Task prompt
Without omitting anything, retype the data that follows.

Data for the task
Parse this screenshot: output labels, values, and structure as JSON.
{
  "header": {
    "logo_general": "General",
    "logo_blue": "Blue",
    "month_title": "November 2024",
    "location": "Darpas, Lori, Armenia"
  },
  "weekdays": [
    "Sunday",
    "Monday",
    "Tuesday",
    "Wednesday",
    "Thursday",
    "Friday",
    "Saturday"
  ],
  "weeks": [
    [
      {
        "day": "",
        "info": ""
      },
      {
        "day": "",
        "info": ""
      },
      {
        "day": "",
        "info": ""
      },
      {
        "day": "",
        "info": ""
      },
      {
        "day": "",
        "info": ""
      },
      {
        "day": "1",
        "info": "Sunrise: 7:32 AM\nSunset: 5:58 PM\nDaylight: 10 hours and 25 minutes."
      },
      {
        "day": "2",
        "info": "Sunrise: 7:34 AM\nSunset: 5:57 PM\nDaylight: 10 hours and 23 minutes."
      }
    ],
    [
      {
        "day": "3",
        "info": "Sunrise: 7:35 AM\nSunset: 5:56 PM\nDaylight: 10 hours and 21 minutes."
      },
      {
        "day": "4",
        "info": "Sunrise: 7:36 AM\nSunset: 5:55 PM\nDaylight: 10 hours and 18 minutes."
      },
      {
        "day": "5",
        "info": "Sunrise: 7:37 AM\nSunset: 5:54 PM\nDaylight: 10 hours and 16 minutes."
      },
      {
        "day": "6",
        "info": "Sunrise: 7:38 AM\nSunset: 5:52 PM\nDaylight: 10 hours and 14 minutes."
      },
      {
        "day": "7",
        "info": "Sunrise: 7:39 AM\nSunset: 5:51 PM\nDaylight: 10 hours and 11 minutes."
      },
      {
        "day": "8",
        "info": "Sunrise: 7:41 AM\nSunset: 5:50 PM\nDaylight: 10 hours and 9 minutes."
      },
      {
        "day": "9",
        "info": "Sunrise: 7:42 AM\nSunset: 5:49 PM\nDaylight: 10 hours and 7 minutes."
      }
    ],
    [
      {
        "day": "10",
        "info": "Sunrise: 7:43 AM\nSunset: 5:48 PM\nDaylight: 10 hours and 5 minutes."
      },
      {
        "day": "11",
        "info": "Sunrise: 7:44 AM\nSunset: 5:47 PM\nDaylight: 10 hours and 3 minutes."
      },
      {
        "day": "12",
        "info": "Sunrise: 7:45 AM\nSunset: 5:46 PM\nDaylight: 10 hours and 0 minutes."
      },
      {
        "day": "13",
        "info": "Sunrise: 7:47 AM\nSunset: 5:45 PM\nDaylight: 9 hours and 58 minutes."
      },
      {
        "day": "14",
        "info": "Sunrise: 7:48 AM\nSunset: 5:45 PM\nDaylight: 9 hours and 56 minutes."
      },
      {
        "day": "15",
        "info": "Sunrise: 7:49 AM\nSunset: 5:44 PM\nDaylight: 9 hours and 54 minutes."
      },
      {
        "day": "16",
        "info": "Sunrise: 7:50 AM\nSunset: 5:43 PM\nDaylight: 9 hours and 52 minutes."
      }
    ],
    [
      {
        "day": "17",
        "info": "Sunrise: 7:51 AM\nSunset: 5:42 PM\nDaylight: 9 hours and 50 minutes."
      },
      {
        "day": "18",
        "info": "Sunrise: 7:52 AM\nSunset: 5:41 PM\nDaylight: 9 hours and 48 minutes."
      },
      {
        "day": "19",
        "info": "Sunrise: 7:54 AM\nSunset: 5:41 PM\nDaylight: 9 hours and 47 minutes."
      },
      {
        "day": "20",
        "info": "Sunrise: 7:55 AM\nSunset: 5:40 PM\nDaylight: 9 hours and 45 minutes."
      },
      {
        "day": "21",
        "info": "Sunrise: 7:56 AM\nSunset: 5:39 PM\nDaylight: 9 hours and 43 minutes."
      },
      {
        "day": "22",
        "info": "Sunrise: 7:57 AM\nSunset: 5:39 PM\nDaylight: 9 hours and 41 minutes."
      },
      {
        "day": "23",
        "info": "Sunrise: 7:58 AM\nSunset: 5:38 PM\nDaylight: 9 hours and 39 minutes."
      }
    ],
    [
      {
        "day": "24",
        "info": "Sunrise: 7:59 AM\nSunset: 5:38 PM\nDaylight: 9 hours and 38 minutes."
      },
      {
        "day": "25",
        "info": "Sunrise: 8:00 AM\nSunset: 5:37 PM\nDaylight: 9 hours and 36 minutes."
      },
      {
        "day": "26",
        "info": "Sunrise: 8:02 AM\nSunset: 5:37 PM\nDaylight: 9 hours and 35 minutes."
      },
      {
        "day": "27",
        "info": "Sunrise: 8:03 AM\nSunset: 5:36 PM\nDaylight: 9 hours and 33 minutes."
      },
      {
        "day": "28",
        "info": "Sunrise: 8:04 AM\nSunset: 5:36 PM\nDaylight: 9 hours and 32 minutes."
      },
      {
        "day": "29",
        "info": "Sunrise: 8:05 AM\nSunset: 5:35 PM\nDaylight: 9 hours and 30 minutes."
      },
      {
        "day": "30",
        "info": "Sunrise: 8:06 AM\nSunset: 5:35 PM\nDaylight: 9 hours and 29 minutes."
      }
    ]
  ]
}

Final result
Parse this screenshot: output labels, values, and structure as JSON.
{
  "header": {
    "logo_general": "General",
    "logo_blue": "Blue",
    "month_title": "November 2024",
    "location": "Darpas, Lori, Armenia"
  },
  "weekdays": [
    "Sunday",
    "Monday",
    "Tuesday",
    "Wednesday",
    "Thursday",
    "Friday",
    "Saturday"
  ],
  "weeks": [
    [
      {
        "day": "",
        "info": ""
      },
      {
        "day": "",
        "info": ""
      },
      {
        "day": "",
        "info": ""
      },
      {
        "day": "",
        "info": ""
      },
      {
        "day": "",
        "info": ""
      },
      {
        "day": "1",
        "info": "Sunrise: 7:32 AM\nSunset: 5:58 PM\nDaylight: 10 hours and 25 minutes."
      },
      {
        "day": "2",
        "info": "Sunrise: 7:34 AM\nSunset: 5:57 PM\nDaylight: 10 hours and 23 minutes."
      }
    ],
    [
      {
        "day": "3",
        "info": "Sunrise: 7:35 AM\nSunset: 5:56 PM\nDaylight: 10 hours and 21 minutes."
      },
      {
        "day": "4",
        "info": "Sunrise: 7:36 AM\nSunset: 5:55 PM\nDaylight: 10 hours and 18 minutes."
      },
      {
        "day": "5",
        "info": "Sunrise: 7:37 AM\nSunset: 5:54 PM\nDaylight: 10 hours and 16 minutes."
      },
      {
        "day": "6",
        "info": "Sunrise: 7:38 AM\nSunset: 5:52 PM\nDaylight: 10 hours and 14 minutes."
      },
      {
        "day": "7",
        "info": "Sunrise: 7:39 AM\nSunset: 5:51 PM\nDaylight: 10 hours and 11 minutes."
      },
      {
        "day": "8",
        "info": "Sunrise: 7:41 AM\nSunset: 5:50 PM\nDaylight: 10 hours and 9 minutes."
      },
      {
        "day": "9",
        "info": "Sunrise: 7:42 AM\nSunset: 5:49 PM\nDaylight: 10 hours and 7 minutes."
      }
    ],
    [
      {
        "day": "10",
        "info": "Sunrise: 7:43 AM\nSunset: 5:48 PM\nDaylight: 10 hours and 5 minutes."
      },
      {
        "day": "11",
        "info": "Sunrise: 7:44 AM\nSunset: 5:47 PM\nDaylight: 10 hours and 3 minutes."
      },
      {
        "day": "12",
        "info": "Sunrise: 7:45 AM\nSunset: 5:46 PM\nDaylight: 10 hours and 0 minutes."
      },
      {
        "day": "13",
        "info": "Sunrise: 7:47 AM\nSunset: 5:45 PM\nDaylight: 9 hours and 58 minutes."
      },
      {
        "day": "14",
        "info": "Sunrise: 7:48 AM\nSunset: 5:45 PM\nDaylight: 9 hours and 56 minutes."
      },
      {
        "day": "15",
        "info": "Sunrise: 7:49 AM\nSunset: 5:44 PM\nDaylight: 9 hours and 54 minutes."
      },
      {
        "day": "16",
        "info": "Sunrise: 7:50 AM\nSunset: 5:43 PM\nDaylight: 9 hours and 52 minutes."
      }
    ],
    [
      {
        "day": "17",
        "info": "Sunrise: 7:51 AM\nSunset: 5:42 PM\nDaylight: 9 hours and 50 minutes."
      },
      {
        "day": "18",
        "info": "Sunrise: 7:52 AM\nSunset: 5:41 PM\nDaylight: 9 hours and 48 minutes."
      },
      {
        "day": "19",
        "info": "Sunrise: 7:54 AM\nSunset: 5:41 PM\nDaylight: 9 hours and 47 minutes."
      },
      {
        "day": "20",
        "info": "Sunrise: 7:55 AM\nSunset: 5:40 PM\nDaylight: 9 hours and 45 minutes."
      },
      {
        "day": "21",
        "info": "Sunrise: 7:56 AM\nSunset: 5:39 PM\nDaylight: 9 hours and 43 minutes."
      },
      {
        "day": "22",
        "info": "Sunrise: 7:57 AM\nSunset: 5:39 PM\nDaylight: 9 hours and 41 minutes."
      },
      {
        "day": "23",
        "info": "Sunrise: 7:58 AM\nSunset: 5:38 PM\nDaylight: 9 hours and 39 minutes."
      }
    ],
    [
      {
        "day": "24",
        "info": "Sunrise: 7:59 AM\nSunset: 5:38 PM\nDaylight: 9 hours and 38 minutes."
      },
      {
        "day": "25",
        "info": "Sunrise: 8:00 AM\nSunset: 5:37 PM\nDaylight: 9 hours and 36 minutes."
      },
      {
        "day": "26",
        "info": "Sunrise: 8:02 AM\nSunset: 5:37 PM\nDaylight: 9 hours and 35 minutes."
      },
      {
        "day": "27",
        "info": "Sunrise: 8:03 AM\nSunset: 5:36 PM\nDaylight: 9 hours and 33 minutes."
      },
      {
        "day": "28",
        "info": "Sunrise: 8:04 AM\nSunset: 5:36 PM\nDaylight: 9 hours and 32 minutes."
      },
      {
        "day": "29",
        "info": "Sunrise: 8:05 AM\nSunset: 5:35 PM\nDaylight: 9 hours and 30 minutes."
      },
      {
        "day": "30",
        "info": "Sunrise: 8:06 AM\nSunset: 5:35 PM\nDaylight: 9 hours and 29 minutes."
      }
    ]
  ]
}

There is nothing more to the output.